Pick out all lines of the entries that include the word "issued" and copy them.

[Start Task inputs]

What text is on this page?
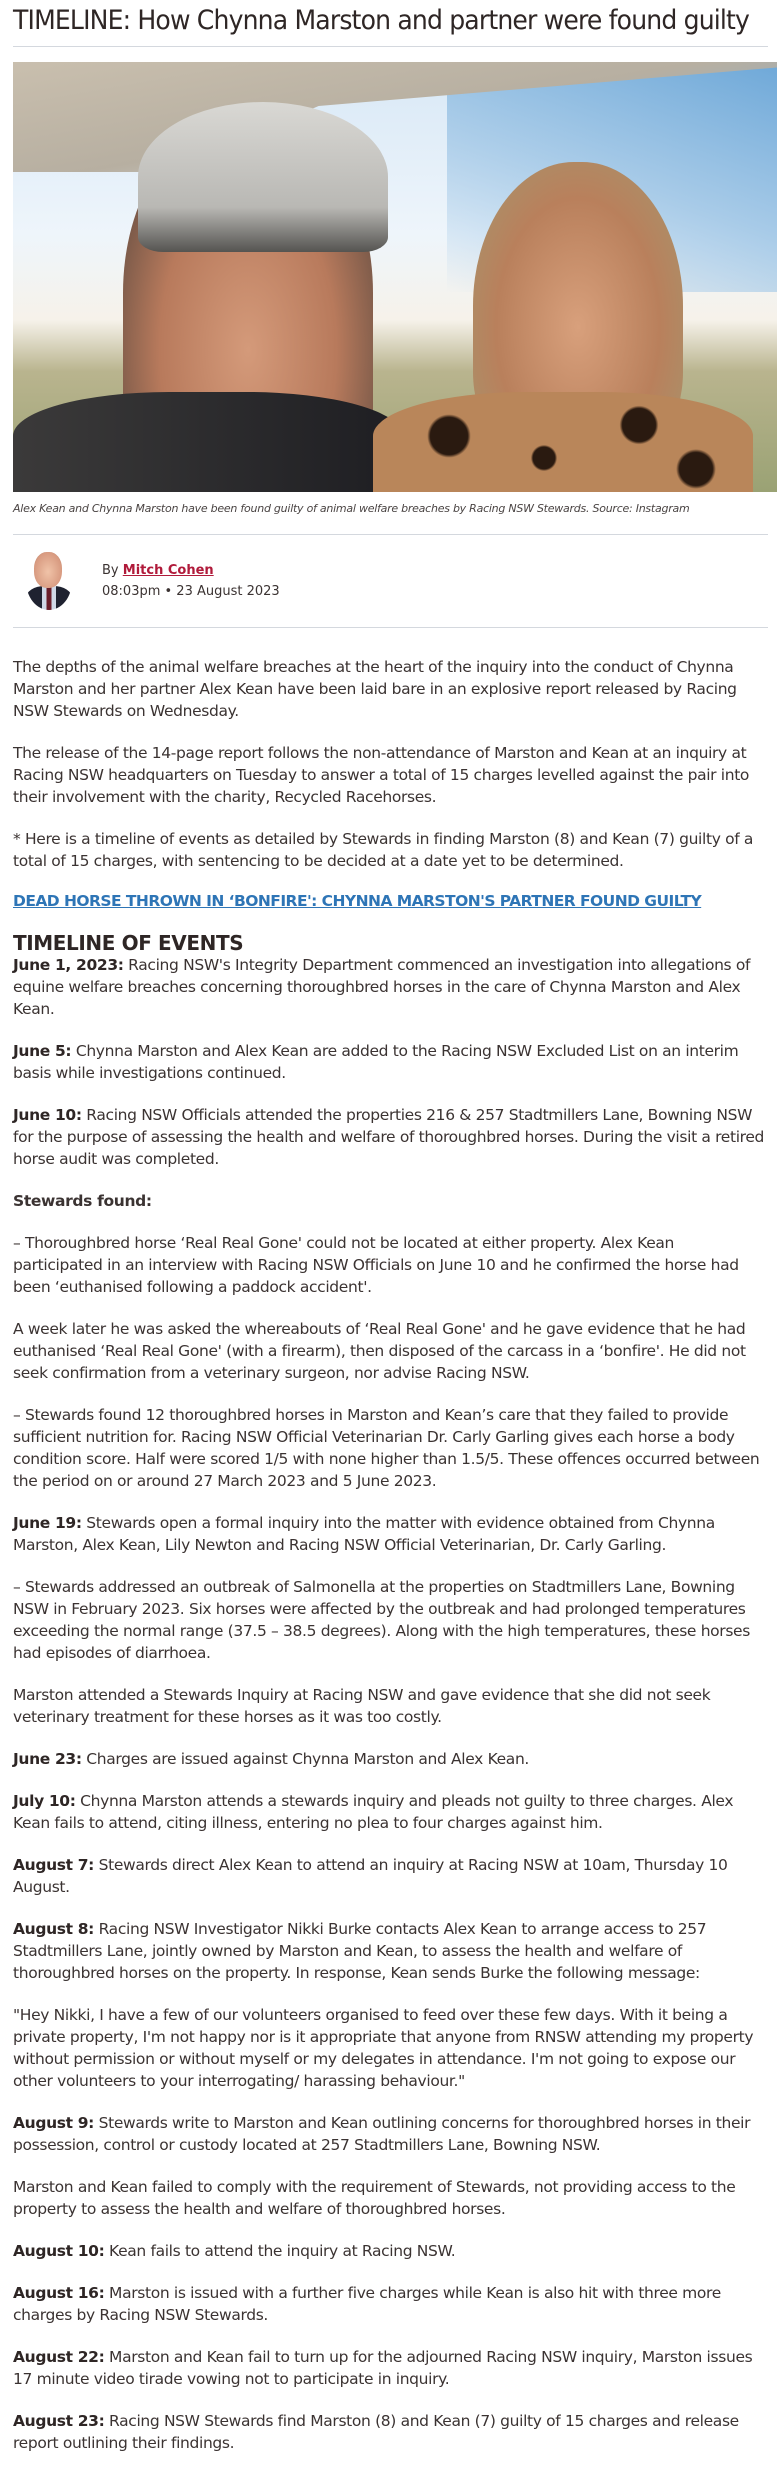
TIMELINE: How Chynna Marston and partner were found guilty

Alex Kean and Chynna Marston have been found guilty of animal welfare breaches by Racing NSW Stewards. Source: Instagram

By Mitch Cohen
08:03pm • 23 August 2023

The depths of the animal welfare breaches at the heart of the inquiry into the conduct of Chynna Marston and her partner Alex Kean have been laid bare in an explosive report released by Racing NSW Stewards on Wednesday.

The release of the 14-page report follows the non-attendance of Marston and Kean at an inquiry at Racing NSW headquarters on Tuesday to answer a total of 15 charges levelled against the pair into their involvement with the charity, Recycled Racehorses.

* Here is a timeline of events as detailed by Stewards in finding Marston (8) and Kean (7) guilty of a total of 15 charges, with sentencing to be decided at a date yet to be determined.

DEAD HORSE THROWN IN ‘BONFIRE': CHYNNA MARSTON'S PARTNER FOUND GUILTY
TIMELINE OF EVENTS

June 1, 2023: Racing NSW's Integrity Department commenced an investigation into allegations of equine welfare breaches concerning thoroughbred horses in the care of Chynna Marston and Alex Kean.

June 5: Chynna Marston and Alex Kean are added to the Racing NSW Excluded List on an interim basis while investigations continued.

June 10: Racing NSW Officials attended the properties 216 & 257 Stadtmillers Lane, Bowning NSW for the purpose of assessing the health and welfare of thoroughbred horses. During the visit a retired horse audit was completed.

Stewards found:

– Thoroughbred horse ‘Real Real Gone' could not be located at either property. Alex Kean participated in an interview with Racing NSW Officials on June 10 and he confirmed the horse had been ‘euthanised following a paddock accident'.

A week later he was asked the whereabouts of ‘Real Real Gone' and he gave evidence that he had euthanised ‘Real Real Gone' (with a firearm), then disposed of the carcass in a ‘bonfire'. He did not seek confirmation from a veterinary surgeon, nor advise Racing NSW.

– Stewards found 12 thoroughbred horses in Marston and Kean’s care that they failed to provide sufficient nutrition for. Racing NSW Official Veterinarian Dr. Carly Garling gives each horse a body condition score. Half were scored 1/5 with none higher than 1.5/5. These offences occurred between the period on or around 27 March 2023 and 5 June 2023.

June 19: Stewards open a formal inquiry into the matter with evidence obtained from Chynna Marston, Alex Kean, Lily Newton and Racing NSW Official Veterinarian, Dr. Carly Garling.

– Stewards addressed an outbreak of Salmonella at the properties on Stadtmillers Lane, Bowning NSW in February 2023. Six horses were affected by the outbreak and had prolonged temperatures exceeding the normal range (37.5 – 38.5 degrees). Along with the high temperatures, these horses had episodes of diarrhoea.

Marston attended a Stewards Inquiry at Racing NSW and gave evidence that she did not seek veterinary treatment for these horses as it was too costly.

June 23: Charges are issued against Chynna Marston and Alex Kean.

July 10: Chynna Marston attends a stewards inquiry and pleads not guilty to three charges. Alex Kean fails to attend, citing illness, entering no plea to four charges against him.

August 7: Stewards direct Alex Kean to attend an inquiry at Racing NSW at 10am, Thursday 10 August.

August 8: Racing NSW Investigator Nikki Burke contacts Alex Kean to arrange access to 257 Stadtmillers Lane, jointly owned by Marston and Kean, to assess the health and welfare of thoroughbred horses on the property. In response, Kean sends Burke the following message:

"Hey Nikki, I have a few of our volunteers organised to feed over these few days. With it being a private property, I'm not happy nor is it appropriate that anyone from RNSW attending my property without permission or without myself or my delegates in attendance. I'm not going to expose our other volunteers to your interrogating/ harassing behaviour."

August 9: Stewards write to Marston and Kean outlining concerns for thoroughbred horses in their possession, control or custody located at 257 Stadtmillers Lane, Bowning NSW.

Marston and Kean failed to comply with the requirement of Stewards, not providing access to the property to assess the health and welfare of thoroughbred horses.

August 10: Kean fails to attend the inquiry at Racing NSW.

August 16: Marston is issued with a further five charges while Kean is also hit with three more charges by Racing NSW Stewards.

August 22: Marston and Kean fail to turn up for the adjourned Racing NSW inquiry, Marston issues 17 minute video tirade vowing not to participate in inquiry.

August 23: Racing NSW Stewards find Marston (8) and Kean (7) guilty of 15 charges and release report outlining their findings.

[End Task inputs]

Output of the exercise |
June 23: Charges are issued against Chynna Marston and Alex Kean.
August 16: Marston is issued with a further five charges while Kean is also hit with three more charges by Racing NSW Stewards.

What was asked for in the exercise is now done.